▶ TASK INSTRUCTIONS: Gather each line of the records where "Convertible" appears.

========

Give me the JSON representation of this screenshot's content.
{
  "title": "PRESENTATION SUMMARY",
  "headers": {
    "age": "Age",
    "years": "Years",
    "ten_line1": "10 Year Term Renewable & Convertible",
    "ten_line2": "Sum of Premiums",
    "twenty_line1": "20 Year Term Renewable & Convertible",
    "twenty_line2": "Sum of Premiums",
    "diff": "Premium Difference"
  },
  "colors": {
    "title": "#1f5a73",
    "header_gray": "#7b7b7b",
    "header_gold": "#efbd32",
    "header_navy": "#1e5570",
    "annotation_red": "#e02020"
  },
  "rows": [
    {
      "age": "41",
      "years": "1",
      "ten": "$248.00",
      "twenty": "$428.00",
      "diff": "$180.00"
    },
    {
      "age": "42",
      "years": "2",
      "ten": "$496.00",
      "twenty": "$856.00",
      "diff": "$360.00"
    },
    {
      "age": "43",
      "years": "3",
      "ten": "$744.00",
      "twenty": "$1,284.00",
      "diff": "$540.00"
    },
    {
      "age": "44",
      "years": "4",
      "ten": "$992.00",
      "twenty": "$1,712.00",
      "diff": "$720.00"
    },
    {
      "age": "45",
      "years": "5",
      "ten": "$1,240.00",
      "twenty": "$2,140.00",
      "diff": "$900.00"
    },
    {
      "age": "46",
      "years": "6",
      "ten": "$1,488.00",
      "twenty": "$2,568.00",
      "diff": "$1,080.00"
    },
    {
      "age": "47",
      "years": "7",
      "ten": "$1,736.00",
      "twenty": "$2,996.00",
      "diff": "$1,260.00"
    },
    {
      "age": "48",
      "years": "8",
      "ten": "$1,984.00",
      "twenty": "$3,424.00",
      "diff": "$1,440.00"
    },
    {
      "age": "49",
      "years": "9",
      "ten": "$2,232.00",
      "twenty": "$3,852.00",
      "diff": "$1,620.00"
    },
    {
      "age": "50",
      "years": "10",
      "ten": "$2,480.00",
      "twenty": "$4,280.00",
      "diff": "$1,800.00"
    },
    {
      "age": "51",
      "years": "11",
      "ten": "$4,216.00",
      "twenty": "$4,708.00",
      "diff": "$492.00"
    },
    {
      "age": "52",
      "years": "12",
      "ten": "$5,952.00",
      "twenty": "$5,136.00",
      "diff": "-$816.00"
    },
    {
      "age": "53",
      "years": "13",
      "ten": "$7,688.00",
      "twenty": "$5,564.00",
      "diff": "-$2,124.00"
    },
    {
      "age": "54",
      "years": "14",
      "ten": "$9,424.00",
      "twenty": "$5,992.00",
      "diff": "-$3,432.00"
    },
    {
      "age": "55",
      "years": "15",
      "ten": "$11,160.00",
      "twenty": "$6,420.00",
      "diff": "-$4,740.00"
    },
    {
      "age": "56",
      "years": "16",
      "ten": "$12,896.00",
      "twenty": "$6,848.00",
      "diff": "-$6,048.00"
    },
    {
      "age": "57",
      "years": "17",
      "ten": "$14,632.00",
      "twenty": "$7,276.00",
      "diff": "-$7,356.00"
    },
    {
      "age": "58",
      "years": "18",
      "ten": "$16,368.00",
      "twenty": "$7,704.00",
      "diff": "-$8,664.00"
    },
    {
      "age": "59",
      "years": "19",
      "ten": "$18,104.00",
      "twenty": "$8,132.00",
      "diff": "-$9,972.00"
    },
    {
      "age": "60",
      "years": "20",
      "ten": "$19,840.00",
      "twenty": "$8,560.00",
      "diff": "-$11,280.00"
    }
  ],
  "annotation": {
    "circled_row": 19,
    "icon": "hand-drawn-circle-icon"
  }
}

========

▶ FINISHED ANSWER:
    "ten_line1": "10 Year Term Renewable & Convertible",
    "twenty_line1": "20 Year Term Renewable & Convertible",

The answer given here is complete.